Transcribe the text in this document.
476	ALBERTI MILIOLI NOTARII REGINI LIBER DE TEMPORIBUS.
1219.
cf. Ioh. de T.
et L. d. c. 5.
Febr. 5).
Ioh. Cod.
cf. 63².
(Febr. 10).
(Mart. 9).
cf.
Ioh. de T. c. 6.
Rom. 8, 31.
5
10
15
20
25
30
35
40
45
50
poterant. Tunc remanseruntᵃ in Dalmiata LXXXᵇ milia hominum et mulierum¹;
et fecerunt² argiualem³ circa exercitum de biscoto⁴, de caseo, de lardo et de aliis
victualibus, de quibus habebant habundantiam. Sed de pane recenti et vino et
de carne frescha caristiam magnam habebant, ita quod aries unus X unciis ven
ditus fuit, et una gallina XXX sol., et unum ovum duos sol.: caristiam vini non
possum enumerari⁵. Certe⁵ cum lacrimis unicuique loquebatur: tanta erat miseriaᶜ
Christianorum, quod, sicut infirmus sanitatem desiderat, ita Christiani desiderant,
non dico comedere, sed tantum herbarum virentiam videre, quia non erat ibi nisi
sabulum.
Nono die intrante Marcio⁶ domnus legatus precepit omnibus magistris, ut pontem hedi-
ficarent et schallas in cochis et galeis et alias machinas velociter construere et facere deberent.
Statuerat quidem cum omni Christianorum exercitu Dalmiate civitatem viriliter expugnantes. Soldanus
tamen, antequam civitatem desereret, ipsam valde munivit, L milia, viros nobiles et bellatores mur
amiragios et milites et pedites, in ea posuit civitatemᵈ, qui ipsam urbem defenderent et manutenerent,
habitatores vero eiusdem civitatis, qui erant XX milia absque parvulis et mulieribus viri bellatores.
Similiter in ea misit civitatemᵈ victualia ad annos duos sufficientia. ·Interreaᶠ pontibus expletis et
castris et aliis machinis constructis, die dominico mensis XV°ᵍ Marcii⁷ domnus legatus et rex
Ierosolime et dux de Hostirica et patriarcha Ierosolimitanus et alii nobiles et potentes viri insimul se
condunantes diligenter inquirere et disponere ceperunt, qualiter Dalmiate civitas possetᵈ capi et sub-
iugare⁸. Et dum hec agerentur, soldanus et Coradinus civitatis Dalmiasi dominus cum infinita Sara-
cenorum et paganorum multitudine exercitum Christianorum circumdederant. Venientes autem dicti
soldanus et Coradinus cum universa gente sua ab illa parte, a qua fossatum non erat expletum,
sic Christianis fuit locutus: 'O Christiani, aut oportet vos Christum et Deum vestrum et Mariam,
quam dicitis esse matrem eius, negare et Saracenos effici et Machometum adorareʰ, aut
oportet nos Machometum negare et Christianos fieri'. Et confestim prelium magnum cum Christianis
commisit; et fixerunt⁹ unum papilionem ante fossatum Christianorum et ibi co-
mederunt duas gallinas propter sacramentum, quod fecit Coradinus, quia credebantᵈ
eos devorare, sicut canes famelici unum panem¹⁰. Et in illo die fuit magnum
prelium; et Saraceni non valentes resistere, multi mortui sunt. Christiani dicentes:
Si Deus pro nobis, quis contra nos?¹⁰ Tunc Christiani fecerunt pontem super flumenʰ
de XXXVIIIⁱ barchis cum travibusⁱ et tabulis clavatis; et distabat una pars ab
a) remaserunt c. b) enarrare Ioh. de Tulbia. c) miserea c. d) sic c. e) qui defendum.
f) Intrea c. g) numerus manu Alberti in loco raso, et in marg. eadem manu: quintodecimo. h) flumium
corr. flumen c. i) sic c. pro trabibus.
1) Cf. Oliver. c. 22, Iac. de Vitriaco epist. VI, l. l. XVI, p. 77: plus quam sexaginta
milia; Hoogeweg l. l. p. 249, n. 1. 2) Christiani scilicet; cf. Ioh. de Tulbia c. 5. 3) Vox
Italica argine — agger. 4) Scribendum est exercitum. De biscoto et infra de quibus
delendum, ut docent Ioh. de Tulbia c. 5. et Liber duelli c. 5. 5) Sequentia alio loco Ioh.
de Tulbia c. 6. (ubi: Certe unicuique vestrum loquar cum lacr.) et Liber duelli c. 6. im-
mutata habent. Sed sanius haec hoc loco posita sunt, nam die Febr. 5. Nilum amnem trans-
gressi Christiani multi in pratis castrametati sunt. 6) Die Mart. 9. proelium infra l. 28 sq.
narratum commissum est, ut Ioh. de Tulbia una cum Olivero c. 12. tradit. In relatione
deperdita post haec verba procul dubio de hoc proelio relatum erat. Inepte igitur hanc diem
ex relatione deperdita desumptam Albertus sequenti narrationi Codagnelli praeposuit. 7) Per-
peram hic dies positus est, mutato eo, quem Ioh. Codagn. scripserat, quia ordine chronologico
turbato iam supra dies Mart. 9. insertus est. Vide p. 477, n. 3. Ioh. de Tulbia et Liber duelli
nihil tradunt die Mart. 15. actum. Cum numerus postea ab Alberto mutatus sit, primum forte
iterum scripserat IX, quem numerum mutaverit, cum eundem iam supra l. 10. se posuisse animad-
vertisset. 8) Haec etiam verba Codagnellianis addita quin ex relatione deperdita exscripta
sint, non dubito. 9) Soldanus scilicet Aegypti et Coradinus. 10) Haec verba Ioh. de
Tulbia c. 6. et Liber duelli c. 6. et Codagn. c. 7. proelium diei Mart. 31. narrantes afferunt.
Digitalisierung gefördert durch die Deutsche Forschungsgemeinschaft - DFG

## Directions:
Using the entries above, state how many lines include the word "ipsam", with no other words.

## The solution:
2